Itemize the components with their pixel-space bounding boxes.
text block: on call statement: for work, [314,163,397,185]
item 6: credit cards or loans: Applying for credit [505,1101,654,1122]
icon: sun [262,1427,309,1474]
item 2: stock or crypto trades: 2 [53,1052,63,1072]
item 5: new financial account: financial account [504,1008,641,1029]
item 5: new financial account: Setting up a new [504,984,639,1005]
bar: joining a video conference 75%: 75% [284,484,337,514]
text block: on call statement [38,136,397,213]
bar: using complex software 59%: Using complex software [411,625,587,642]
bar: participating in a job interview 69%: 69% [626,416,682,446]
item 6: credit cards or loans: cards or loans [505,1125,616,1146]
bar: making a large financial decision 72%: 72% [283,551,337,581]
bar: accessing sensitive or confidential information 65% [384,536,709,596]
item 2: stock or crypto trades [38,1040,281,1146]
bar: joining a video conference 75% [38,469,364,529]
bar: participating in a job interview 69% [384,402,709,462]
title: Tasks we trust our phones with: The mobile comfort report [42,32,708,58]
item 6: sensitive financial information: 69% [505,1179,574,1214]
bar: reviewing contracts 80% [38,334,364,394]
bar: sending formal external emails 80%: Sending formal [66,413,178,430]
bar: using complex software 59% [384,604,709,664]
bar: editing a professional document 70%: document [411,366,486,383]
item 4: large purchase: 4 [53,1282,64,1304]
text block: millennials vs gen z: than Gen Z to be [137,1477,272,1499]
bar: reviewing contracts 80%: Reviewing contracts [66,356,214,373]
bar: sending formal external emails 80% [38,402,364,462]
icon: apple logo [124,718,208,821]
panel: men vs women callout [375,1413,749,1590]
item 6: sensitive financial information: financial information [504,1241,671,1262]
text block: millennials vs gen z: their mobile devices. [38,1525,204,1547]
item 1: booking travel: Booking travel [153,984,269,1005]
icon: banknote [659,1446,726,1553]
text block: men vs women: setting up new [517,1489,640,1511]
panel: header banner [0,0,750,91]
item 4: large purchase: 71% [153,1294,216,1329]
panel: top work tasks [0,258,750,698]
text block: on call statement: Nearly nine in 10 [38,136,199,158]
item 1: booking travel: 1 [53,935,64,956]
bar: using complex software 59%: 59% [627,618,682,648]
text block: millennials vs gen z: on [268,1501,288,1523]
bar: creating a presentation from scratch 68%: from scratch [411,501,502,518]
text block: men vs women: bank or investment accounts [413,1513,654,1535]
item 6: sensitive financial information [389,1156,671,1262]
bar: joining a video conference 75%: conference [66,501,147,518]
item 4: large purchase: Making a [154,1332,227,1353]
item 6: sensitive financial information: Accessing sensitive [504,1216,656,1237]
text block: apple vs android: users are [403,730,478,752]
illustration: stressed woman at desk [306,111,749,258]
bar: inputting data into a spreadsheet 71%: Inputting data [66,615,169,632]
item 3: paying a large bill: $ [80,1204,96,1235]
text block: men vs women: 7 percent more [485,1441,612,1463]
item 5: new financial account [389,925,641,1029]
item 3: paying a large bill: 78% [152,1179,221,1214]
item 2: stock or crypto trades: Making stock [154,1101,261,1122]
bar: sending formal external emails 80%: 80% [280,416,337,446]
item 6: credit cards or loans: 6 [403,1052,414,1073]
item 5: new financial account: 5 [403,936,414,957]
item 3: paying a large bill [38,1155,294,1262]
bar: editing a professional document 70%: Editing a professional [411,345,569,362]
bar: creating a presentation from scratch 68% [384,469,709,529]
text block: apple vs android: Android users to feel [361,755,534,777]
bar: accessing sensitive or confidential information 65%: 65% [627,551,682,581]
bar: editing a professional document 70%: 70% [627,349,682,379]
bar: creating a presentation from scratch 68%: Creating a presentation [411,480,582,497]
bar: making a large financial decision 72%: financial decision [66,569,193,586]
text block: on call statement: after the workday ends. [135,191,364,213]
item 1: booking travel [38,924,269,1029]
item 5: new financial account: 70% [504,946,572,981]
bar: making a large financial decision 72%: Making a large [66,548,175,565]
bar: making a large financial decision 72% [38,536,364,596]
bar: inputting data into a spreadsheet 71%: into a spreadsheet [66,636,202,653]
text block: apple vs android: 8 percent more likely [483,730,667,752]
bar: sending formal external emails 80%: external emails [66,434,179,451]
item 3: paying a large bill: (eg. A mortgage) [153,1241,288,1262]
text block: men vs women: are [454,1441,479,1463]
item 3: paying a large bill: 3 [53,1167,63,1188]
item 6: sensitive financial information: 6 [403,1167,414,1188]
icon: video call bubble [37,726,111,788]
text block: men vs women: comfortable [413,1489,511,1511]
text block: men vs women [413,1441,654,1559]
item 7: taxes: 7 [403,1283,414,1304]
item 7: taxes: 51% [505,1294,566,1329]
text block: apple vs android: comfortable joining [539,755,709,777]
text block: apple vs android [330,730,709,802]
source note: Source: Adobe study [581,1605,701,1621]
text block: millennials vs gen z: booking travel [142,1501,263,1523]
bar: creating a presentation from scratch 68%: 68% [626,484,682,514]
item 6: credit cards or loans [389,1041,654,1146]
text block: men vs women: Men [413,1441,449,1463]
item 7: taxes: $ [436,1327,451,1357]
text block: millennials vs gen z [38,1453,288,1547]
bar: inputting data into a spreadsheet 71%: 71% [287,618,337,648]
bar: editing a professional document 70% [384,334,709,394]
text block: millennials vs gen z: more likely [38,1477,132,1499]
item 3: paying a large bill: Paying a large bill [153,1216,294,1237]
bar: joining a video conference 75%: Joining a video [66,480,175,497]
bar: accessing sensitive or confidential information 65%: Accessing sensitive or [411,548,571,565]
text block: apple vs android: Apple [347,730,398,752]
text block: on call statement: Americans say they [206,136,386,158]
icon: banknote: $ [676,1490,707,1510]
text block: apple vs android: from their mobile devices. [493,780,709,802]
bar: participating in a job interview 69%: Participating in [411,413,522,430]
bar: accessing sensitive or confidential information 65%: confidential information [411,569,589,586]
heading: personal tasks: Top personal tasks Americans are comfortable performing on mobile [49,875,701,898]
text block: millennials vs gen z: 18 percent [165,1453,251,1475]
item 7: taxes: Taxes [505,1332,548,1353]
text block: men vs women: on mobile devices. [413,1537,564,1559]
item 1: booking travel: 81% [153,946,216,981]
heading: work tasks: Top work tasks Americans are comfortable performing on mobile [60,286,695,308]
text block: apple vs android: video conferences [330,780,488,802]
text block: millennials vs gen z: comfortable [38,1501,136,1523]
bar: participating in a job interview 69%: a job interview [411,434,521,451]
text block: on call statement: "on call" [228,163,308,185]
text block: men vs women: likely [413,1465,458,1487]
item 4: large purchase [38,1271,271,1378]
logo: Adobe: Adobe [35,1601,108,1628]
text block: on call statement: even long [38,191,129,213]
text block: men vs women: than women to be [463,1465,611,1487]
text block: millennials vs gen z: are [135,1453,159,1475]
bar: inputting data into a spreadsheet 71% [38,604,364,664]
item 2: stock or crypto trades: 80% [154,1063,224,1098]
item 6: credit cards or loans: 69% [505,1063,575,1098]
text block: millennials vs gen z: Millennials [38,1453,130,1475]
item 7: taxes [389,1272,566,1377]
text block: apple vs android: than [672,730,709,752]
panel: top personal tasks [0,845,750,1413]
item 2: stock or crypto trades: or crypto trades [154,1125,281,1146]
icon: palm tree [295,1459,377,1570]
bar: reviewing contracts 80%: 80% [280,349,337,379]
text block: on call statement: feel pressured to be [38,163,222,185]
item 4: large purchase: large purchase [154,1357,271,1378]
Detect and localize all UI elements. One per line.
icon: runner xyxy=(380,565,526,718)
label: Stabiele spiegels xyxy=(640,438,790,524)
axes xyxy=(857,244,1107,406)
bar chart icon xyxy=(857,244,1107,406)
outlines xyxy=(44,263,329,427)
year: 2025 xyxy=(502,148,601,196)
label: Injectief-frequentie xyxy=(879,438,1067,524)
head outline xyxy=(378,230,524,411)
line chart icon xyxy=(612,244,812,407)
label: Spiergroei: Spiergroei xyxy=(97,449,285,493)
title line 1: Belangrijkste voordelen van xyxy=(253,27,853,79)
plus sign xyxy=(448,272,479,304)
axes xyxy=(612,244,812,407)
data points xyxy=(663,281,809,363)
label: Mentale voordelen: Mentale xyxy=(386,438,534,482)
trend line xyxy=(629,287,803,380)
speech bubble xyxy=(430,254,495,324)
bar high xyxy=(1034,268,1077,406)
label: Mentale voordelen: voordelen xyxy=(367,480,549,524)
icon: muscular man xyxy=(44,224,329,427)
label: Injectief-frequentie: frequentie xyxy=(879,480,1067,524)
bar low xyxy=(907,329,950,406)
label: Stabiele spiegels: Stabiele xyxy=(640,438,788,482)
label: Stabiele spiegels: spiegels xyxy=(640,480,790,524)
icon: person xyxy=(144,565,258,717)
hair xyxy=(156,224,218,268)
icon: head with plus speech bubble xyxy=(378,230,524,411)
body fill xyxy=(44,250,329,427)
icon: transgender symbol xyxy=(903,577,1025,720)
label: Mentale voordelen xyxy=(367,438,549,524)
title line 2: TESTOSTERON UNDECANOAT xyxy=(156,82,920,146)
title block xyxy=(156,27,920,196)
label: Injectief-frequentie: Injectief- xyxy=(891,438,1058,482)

----

--- Exercise brief ---
Copy the rows above word for word, starting with the first row and ending with the row that contains "item 5: new financial account: Setting", with both of those rows included.

--- Solution ---
Itemize the components with their pixel-space bounding boxes.
text block: on call statement: for work, [314,163,397,185]
item 6: credit cards or loans: Applying for credit [505,1101,654,1122]
icon: sun [262,1427,309,1474]
item 2: stock or crypto trades: 2 [53,1052,63,1072]
item 5: new financial account: financial account [504,1008,641,1029]
item 5: new financial account: Setting up a new [504,984,639,1005]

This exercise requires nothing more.